PROBLEM TO SOLVE:
Pictures do not belong in the copy, so please give every entry below again exactly.

(Extracted records)
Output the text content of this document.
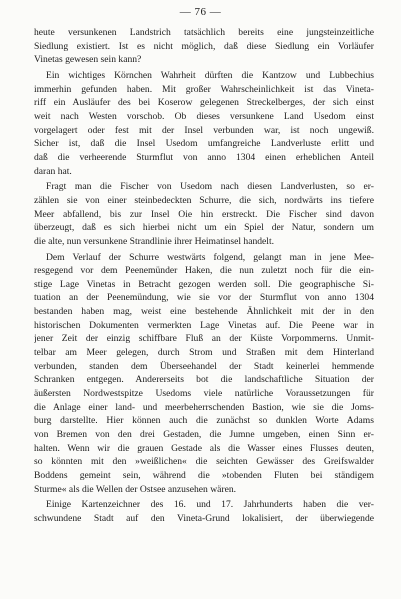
— 76 —
heute versunkenen Landstrich tatsächlich bereits eine jungsteinzeitliche
Siedlung existiert. Ist es nicht möglich, daß diese Siedlung ein Vorläufer
Vinetas gewesen sein kann?
Ein wichtiges Körnchen Wahrheit dürften die Kantzow und Lubbechius
immerhin gefunden haben. Mit großer Wahrscheinlichkeit ist das Vineta-
riff ein Ausläufer des bei Koserow gelegenen Streckelberges, der sich einst
weit nach Westen vorschob. Ob dieses versunkene Land Usedom einst
vorgelagert oder fest mit der Insel verbunden war, ist noch ungewiß.
Sicher ist, daß die Insel Usedom umfangreiche Landverluste erlitt und
daß die verheerende Sturmflut von anno 1304 einen erheblichen Anteil
daran hat.
Fragt man die Fischer von Usedom nach diesen Landverlusten, so er-
zählen sie von einer steinbedeckten Schurre, die sich, nordwärts ins tiefere
Meer abfallend, bis zur Insel Oie hin erstreckt. Die Fischer sind davon
überzeugt, daß es sich hierbei nicht um ein Spiel der Natur, sondern um
die alte, nun versunkene Strandlinie ihrer Heimatinsel handelt.
Dem Verlauf der Schurre westwärts folgend, gelangt man in jene Mee-
resgegend vor dem Peenemünder Haken, die nun zuletzt noch für die ein-
stige Lage Vinetas in Betracht gezogen werden soll. Die geographische Si-
tuation an der Peenemündung, wie sie vor der Sturmflut von anno 1304
bestanden haben mag, weist eine bestehende Ähnlichkeit mit der in den
historischen Dokumenten vermerkten Lage Vinetas auf. Die Peene war in
jener Zeit der einzig schiffbare Fluß an der Küste Vorpommerns. Unmit-
telbar am Meer gelegen, durch Strom und Straßen mit dem Hinterland
verbunden, standen dem Überseehandel der Stadt keinerlei hemmende
Schranken entgegen. Andererseits bot die landschaftliche Situation der
äußersten Nordwestspitze Usedoms viele natürliche Voraussetzungen für
die Anlage einer land- und meerbeherrschenden Bastion, wie sie die Joms-
burg darstellte. Hier können auch die zunächst so dunklen Worte Adams
von Bremen von den drei Gestaden, die Jumne umgeben, einen Sinn er-
halten. Wenn wir die grauen Gestade als die Wasser eines Flusses deuten,
so könnten mit den »weißlichen« die seichten Gewässer des Greifswalder
Boddens gemeint sein, während die »tobenden Fluten bei ständigem
Sturme« als die Wellen der Ostsee anzusehen wären.
Einige Kartenzeichner des 16. und 17. Jahrhunderts haben die ver-
schwundene Stadt auf den Vineta-Grund lokalisiert, der überwiegende
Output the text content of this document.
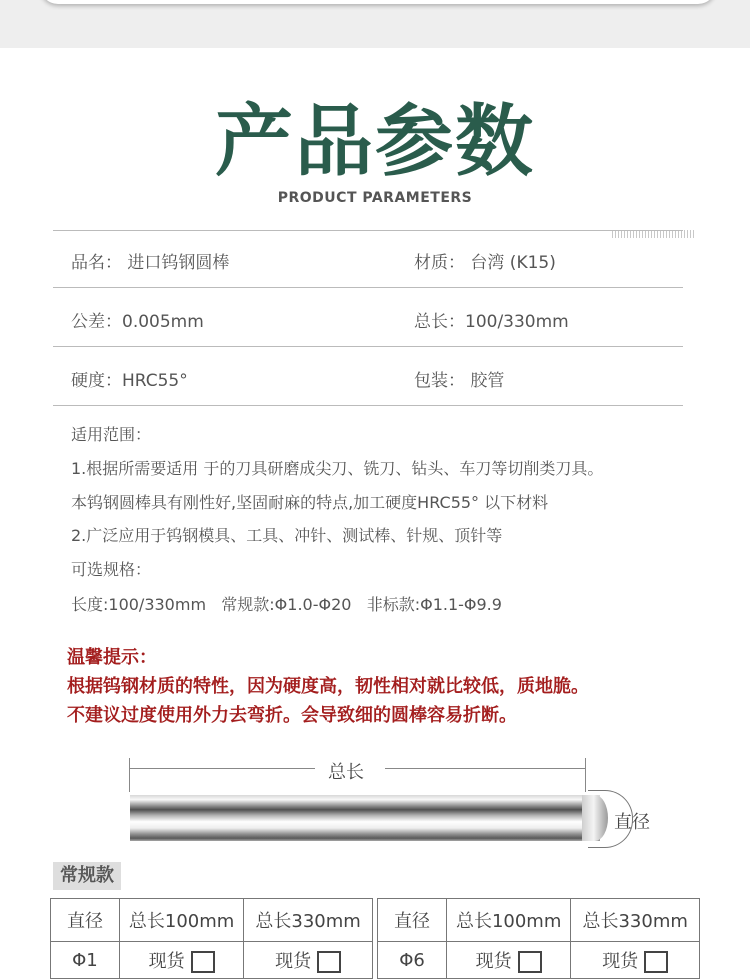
产品参数
PRODUCT PARAMETERS
品名： 进口钨钢圆棒	材质： 台湾 (K15)
公差：0.005mm	总长：100/330mm
硬度：HRC55°	包装： 胶管
适用范围：
1.根据所需要适用 于的刀具研磨成尖刀、铣刀、钻头、车刀等切削类刀具。
本钨钢圆棒具有刚性好,坚固耐麻的特点,加工硬度HRC55° 以下材料
2.广泛应用于钨钢模具、工具、冲针、测试棒、针规、顶针等
可选规格：
长度:100/330mm   常规款:Φ1.0-Φ20   非标款:Φ1.1-Φ9.9
温馨提示：
根据钨钢材质的特性，因为硬度高，韧性相对就比较低，质地脆。
不建议过度使用外力去弯折。会导致细的圆棒容易折断。
总长
直径
常规款
直径	总长100mm	总长330mm		直径	总长100mm	总长330mm
Φ1	现货	现货		Φ6	现货	现货
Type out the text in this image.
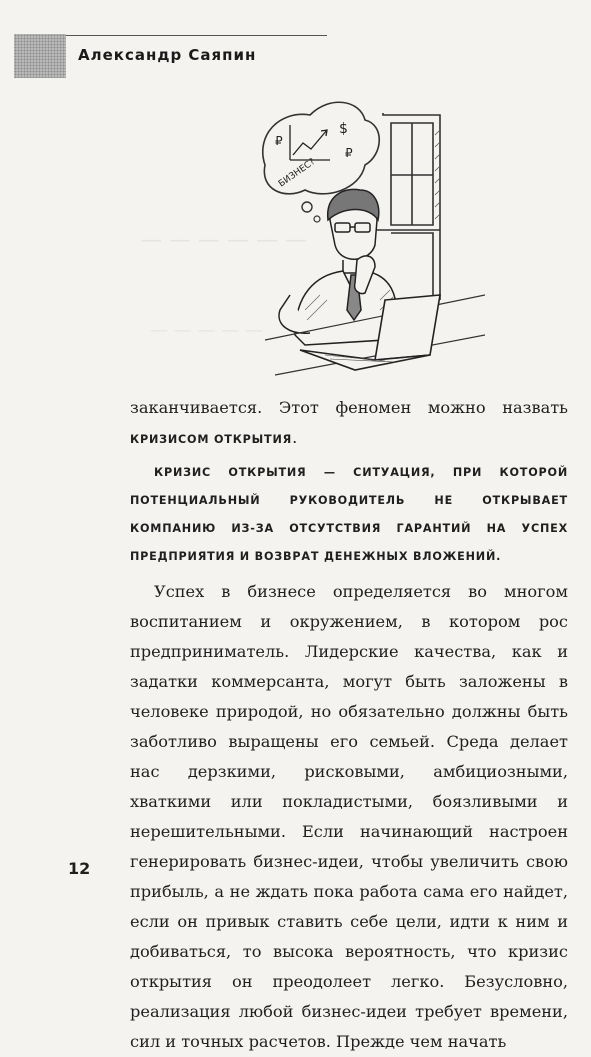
Александр Саяпин
— — — — — —
— — — — —
₽
$
₽
БИЗНЕС?

заканчивается. Этот феномен можно назвать КРИЗИСОМ ОТКРЫТИЯ.

КРИЗИС ОТКРЫТИЯ — СИТУАЦИЯ, ПРИ КОТОРОЙ ПОТЕНЦИАЛЬНЫЙ РУКОВОДИТЕЛЬ НЕ ОТКРЫВАЕТ КОМПАНИЮ ИЗ-ЗА ОТСУТСТВИЯ ГАРАНТИЙ НА УСПЕХ ПРЕДПРИЯТИЯ И ВОЗВРАТ ДЕНЕЖНЫХ ВЛОЖЕНИЙ.

Успех в бизнесе определяется во многом воспитанием и окружением, в котором рос предприниматель. Лидерские качества, как и задатки коммерсанта, могут быть заложены в человеке природой, но обязательно должны быть заботливо выращены его семьей. Среда делает нас дерзкими, рисковыми, амбициозными, хваткими или покладистыми, боязливыми и нерешительными. Если начинающий настроен генерировать бизнес-идеи, чтобы увеличить свою прибыль, а не ждать пока работа сама его найдет, если он привык ставить себе цели, идти к ним и добиваться, то высока вероятность, что кризис открытия он преодолеет легко. Безусловно, реализация любой бизнес-идеи требует времени, сил и точных расчетов. Прежде чем начать

12
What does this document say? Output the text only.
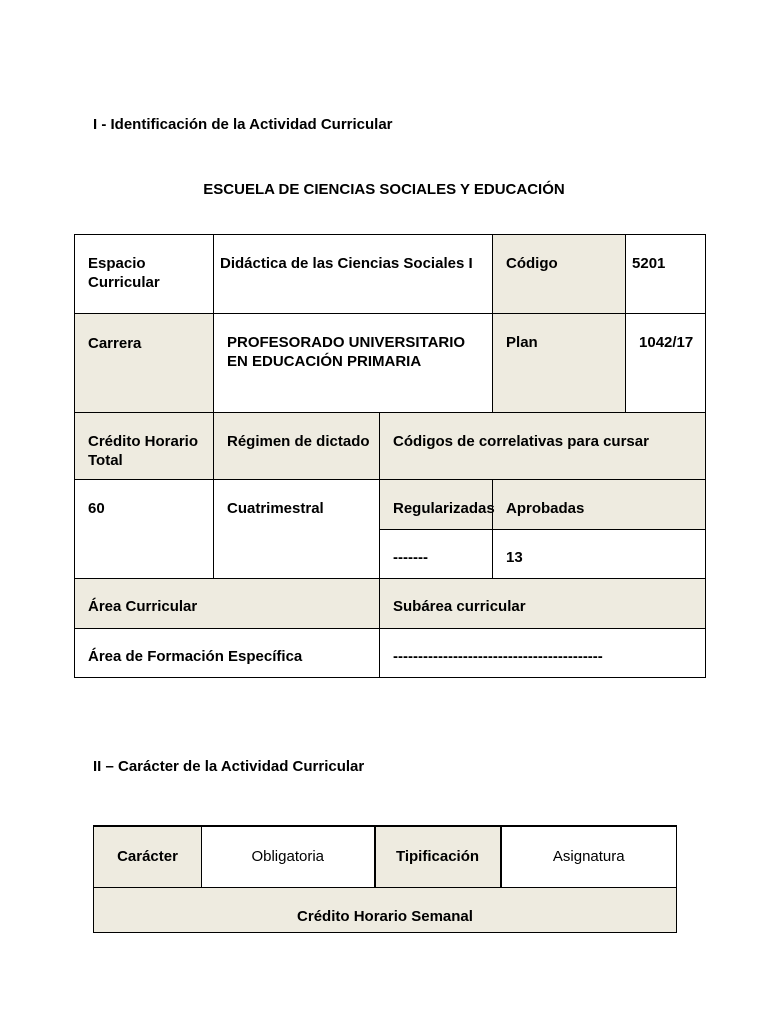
I - Identificación de la Actividad Curricular
ESCUELA DE CIENCIAS SOCIALES Y EDUCACIÓN
Espacio Curricular	Didáctica de las Ciencias Sociales I		Código	5201
Carrera	PROFESORADO UNIVERSITARIO EN EDUCACIÓN PRIMARIA		Plan	1042/17
Crédito Horario Total	Régimen de dictado	Códigos de correlativas para cursar		
60	Cuatrimestral	Regularizadas	Aprobadas	
		-------	13	
Área Curricular		Subárea curricular		
Área de Formación Específica		------------------------------------------		
II – Carácter de la Actividad Curricular
Carácter	Obligatoria	Tipificación	Asignatura
Crédito Horario Semanal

COMPLETE OUTPUT:
Output the text content of this document.
— 76 —
heute versunkenen Landstrich tatsächlich bereits eine jungsteinzeitliche
Siedlung existiert. Ist es nicht möglich, daß diese Siedlung ein Vorläufer
Vinetas gewesen sein kann?
Ein wichtiges Körnchen Wahrheit dürften die Kantzow und Lubbechius
immerhin gefunden haben. Mit großer Wahrscheinlichkeit ist das Vineta-
riff ein Ausläufer des bei Koserow gelegenen Streckelberges, der sich einst
weit nach Westen vorschob. Ob dieses versunkene Land Usedom einst
vorgelagert oder fest mit der Insel verbunden war, ist noch ungewiß.
Sicher ist, daß die Insel Usedom umfangreiche Landverluste erlitt und
daß die verheerende Sturmflut von anno 1304 einen erheblichen Anteil
daran hat.
Fragt man die Fischer von Usedom nach diesen Landverlusten, so er-
zählen sie von einer steinbedeckten Schurre, die sich, nordwärts ins tiefere
Meer abfallend, bis zur Insel Oie hin erstreckt. Die Fischer sind davon
überzeugt, daß es sich hierbei nicht um ein Spiel der Natur, sondern um
die alte, nun versunkene Strandlinie ihrer Heimatinsel handelt.
Dem Verlauf der Schurre westwärts folgend, gelangt man in jene Mee-
resgegend vor dem Peenemünder Haken, die nun zuletzt noch für die ein-
stige Lage Vinetas in Betracht gezogen werden soll. Die geographische Si-
tuation an der Peenemündung, wie sie vor der Sturmflut von anno 1304
bestanden haben mag, weist eine bestehende Ähnlichkeit mit der in den
historischen Dokumenten vermerkten Lage Vinetas auf. Die Peene war in
jener Zeit der einzig schiffbare Fluß an der Küste Vorpommerns. Unmit-
telbar am Meer gelegen, durch Strom und Straßen mit dem Hinterland
verbunden, standen dem Überseehandel der Stadt keinerlei hemmende
Schranken entgegen. Andererseits bot die landschaftliche Situation der
äußersten Nordwestspitze Usedoms viele natürliche Voraussetzungen für
die Anlage einer land- und meerbeherrschenden Bastion, wie sie die Joms-
burg darstellte. Hier können auch die zunächst so dunklen Worte Adams
von Bremen von den drei Gestaden, die Jumne umgeben, einen Sinn er-
halten. Wenn wir die grauen Gestade als die Wasser eines Flusses deuten,
so könnten mit den »weißlichen« die seichten Gewässer des Greifswalder
Boddens gemeint sein, während die »tobenden Fluten bei ständigem
Sturme« als die Wellen der Ostsee anzusehen wären.
Einige Kartenzeichner des 16. und 17. Jahrhunderts haben die ver-
schwundene Stadt auf den Vineta-Grund lokalisiert, der überwiegende
Output the text content of this document.
产品参数
PRODUCT PARAMETERS
品名： 进口钨钢圆棒	材质： 台湾 (K15)
公差：0.005mm	总长：100/330mm
硬度：HRC55°	包装： 胶管
适用范围：
1.根据所需要适用 于的刀具研磨成尖刀、铣刀、钻头、车刀等切削类刀具。
本钨钢圆棒具有刚性好,坚固耐麻的特点,加工硬度HRC55° 以下材料
2.广泛应用于钨钢模具、工具、冲针、测试棒、针规、顶针等
可选规格：
长度:100/330mm   常规款:Φ1.0-Φ20   非标款:Φ1.1-Φ9.9
温馨提示：
根据钨钢材质的特性，因为硬度高，韧性相对就比较低，质地脆。
不建议过度使用外力去弯折。会导致细的圆棒容易折断。
总长
直径
常规款
直径	总长100mm	总长330mm		直径	总长100mm	总长330mm
Φ1	现货	现货		Φ6	现货	现货
Type out the text in this image.
Александр Саяпин
— — — — — —
— — — — —
₽
$
₽
БИЗНЕС?

заканчивается. Этот феномен можно назвать КРИЗИСОМ ОТКРЫТИЯ.

КРИЗИС ОТКРЫТИЯ — СИТУАЦИЯ, ПРИ КОТОРОЙ ПОТЕНЦИАЛЬНЫЙ РУКОВОДИТЕЛЬ НЕ ОТКРЫВАЕТ КОМПАНИЮ ИЗ-ЗА ОТСУТСТВИЯ ГАРАНТИЙ НА УСПЕХ ПРЕДПРИЯТИЯ И ВОЗВРАТ ДЕНЕЖНЫХ ВЛОЖЕНИЙ.

Успех в бизнесе определяется во многом воспитанием и окружением, в котором рос предприниматель. Лидерские качества, как и задатки коммерсанта, могут быть заложены в человеке природой, но обязательно должны быть заботливо выращены его семьей. Среда делает нас дерзкими, рисковыми, амбициозными, хваткими или покладистыми, боязливыми и нерешительными. Если начинающий настроен генерировать бизнес-идеи, чтобы увеличить свою прибыль, а не ждать пока работа сама его найдет, если он привык ставить себе цели, идти к ним и добиваться, то высока вероятность, что кризис открытия он преодолеет легко. Безусловно, реализация любой бизнес-идеи требует времени, сил и точных расчетов. Прежде чем начать

12
What does this document say? Output the text only.
I - Identificación de la Actividad Curricular
ESCUELA DE CIENCIAS SOCIALES Y EDUCACIÓN
Espacio Curricular	Didáctica de las Ciencias Sociales I		Código	5201
Carrera	PROFESORADO UNIVERSITARIO EN EDUCACIÓN PRIMARIA		Plan	1042/17
Crédito Horario Total	Régimen de dictado	Códigos de correlativas para cursar		
60	Cuatrimestral	Regularizadas	Aprobadas	
		-------	13	
Área Curricular		Subárea curricular		
Área de Formación Específica		------------------------------------------		
II – Carácter de la Actividad Curricular
Carácter	Obligatoria	Tipificación	Asignatura
Crédito Horario Semanal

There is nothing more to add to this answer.